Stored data
---

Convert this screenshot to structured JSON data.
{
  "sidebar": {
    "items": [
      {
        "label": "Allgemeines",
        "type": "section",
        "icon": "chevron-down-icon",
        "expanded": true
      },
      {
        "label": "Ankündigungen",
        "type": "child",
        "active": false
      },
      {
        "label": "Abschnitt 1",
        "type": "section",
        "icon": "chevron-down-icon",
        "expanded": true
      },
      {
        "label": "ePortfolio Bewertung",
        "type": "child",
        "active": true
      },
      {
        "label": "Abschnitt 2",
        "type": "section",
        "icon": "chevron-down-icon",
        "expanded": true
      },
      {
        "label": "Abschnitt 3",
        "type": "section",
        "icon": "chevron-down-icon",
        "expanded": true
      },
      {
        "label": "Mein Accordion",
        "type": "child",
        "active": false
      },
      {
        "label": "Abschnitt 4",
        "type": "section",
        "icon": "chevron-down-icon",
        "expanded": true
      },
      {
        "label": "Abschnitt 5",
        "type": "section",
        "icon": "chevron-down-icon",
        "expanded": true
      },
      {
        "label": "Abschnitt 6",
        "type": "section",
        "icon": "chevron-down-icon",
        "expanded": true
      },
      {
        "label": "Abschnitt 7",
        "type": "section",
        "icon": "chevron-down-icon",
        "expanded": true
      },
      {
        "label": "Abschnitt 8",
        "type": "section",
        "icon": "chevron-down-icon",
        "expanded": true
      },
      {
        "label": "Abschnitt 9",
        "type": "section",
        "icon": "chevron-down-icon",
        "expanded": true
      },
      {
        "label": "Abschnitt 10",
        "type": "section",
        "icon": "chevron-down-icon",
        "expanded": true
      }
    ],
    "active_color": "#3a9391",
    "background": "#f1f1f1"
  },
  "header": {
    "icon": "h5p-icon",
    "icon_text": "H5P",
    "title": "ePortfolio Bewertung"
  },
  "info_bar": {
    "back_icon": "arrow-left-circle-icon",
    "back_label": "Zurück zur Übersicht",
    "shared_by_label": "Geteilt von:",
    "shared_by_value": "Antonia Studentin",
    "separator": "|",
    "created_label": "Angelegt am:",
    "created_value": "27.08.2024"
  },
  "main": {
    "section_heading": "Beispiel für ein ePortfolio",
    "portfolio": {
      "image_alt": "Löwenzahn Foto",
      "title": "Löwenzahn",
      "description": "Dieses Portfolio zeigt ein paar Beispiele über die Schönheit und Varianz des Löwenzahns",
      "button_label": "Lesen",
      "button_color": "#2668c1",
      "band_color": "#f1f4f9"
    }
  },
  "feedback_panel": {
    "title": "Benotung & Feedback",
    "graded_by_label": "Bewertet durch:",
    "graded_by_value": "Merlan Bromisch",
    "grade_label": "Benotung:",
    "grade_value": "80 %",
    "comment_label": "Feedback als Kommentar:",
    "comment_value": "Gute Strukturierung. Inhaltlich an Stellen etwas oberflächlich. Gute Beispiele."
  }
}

---

Copy all of the data exactly.

:: Result ::
Convert this screenshot to structured JSON data.
{
  "sidebar": {
    "items": [
      {
        "label": "Allgemeines",
        "type": "section",
        "icon": "chevron-down-icon",
        "expanded": true
      },
      {
        "label": "Ankündigungen",
        "type": "child",
        "active": false
      },
      {
        "label": "Abschnitt 1",
        "type": "section",
        "icon": "chevron-down-icon",
        "expanded": true
      },
      {
        "label": "ePortfolio Bewertung",
        "type": "child",
        "active": true
      },
      {
        "label": "Abschnitt 2",
        "type": "section",
        "icon": "chevron-down-icon",
        "expanded": true
      },
      {
        "label": "Abschnitt 3",
        "type": "section",
        "icon": "chevron-down-icon",
        "expanded": true
      },
      {
        "label": "Mein Accordion",
        "type": "child",
        "active": false
      },
      {
        "label": "Abschnitt 4",
        "type": "section",
        "icon": "chevron-down-icon",
        "expanded": true
      },
      {
        "label": "Abschnitt 5",
        "type": "section",
        "icon": "chevron-down-icon",
        "expanded": true
      },
      {
        "label": "Abschnitt 6",
        "type": "section",
        "icon": "chevron-down-icon",
        "expanded": true
      },
      {
        "label": "Abschnitt 7",
        "type": "section",
        "icon": "chevron-down-icon",
        "expanded": true
      },
      {
        "label": "Abschnitt 8",
        "type": "section",
        "icon": "chevron-down-icon",
        "expanded": true
      },
      {
        "label": "Abschnitt 9",
        "type": "section",
        "icon": "chevron-down-icon",
        "expanded": true
      },
      {
        "label": "Abschnitt 10",
        "type": "section",
        "icon": "chevron-down-icon",
        "expanded": true
      }
    ],
    "active_color": "#3a9391",
    "background": "#f1f1f1"
  },
  "header": {
    "icon": "h5p-icon",
    "icon_text": "H5P",
    "title": "ePortfolio Bewertung"
  },
  "info_bar": {
    "back_icon": "arrow-left-circle-icon",
    "back_label": "Zurück zur Übersicht",
    "shared_by_label": "Geteilt von:",
    "shared_by_value": "Antonia Studentin",
    "separator": "|",
    "created_label": "Angelegt am:",
    "created_value": "27.08.2024"
  },
  "main": {
    "section_heading": "Beispiel für ein ePortfolio",
    "portfolio": {
      "image_alt": "Löwenzahn Foto",
      "title": "Löwenzahn",
      "description": "Dieses Portfolio zeigt ein paar Beispiele über die Schönheit und Varianz des Löwenzahns",
      "button_label": "Lesen",
      "button_color": "#2668c1",
      "band_color": "#f1f4f9"
    }
  },
  "feedback_panel": {
    "title": "Benotung & Feedback",
    "graded_by_label": "Bewertet durch:",
    "graded_by_value": "Merlan Bromisch",
    "grade_label": "Benotung:",
    "grade_value": "80 %",
    "comment_label": "Feedback als Kommentar:",
    "comment_value": "Gute Strukturierung. Inhaltlich an Stellen etwas oberflächlich. Gute Beispiele."
  }
}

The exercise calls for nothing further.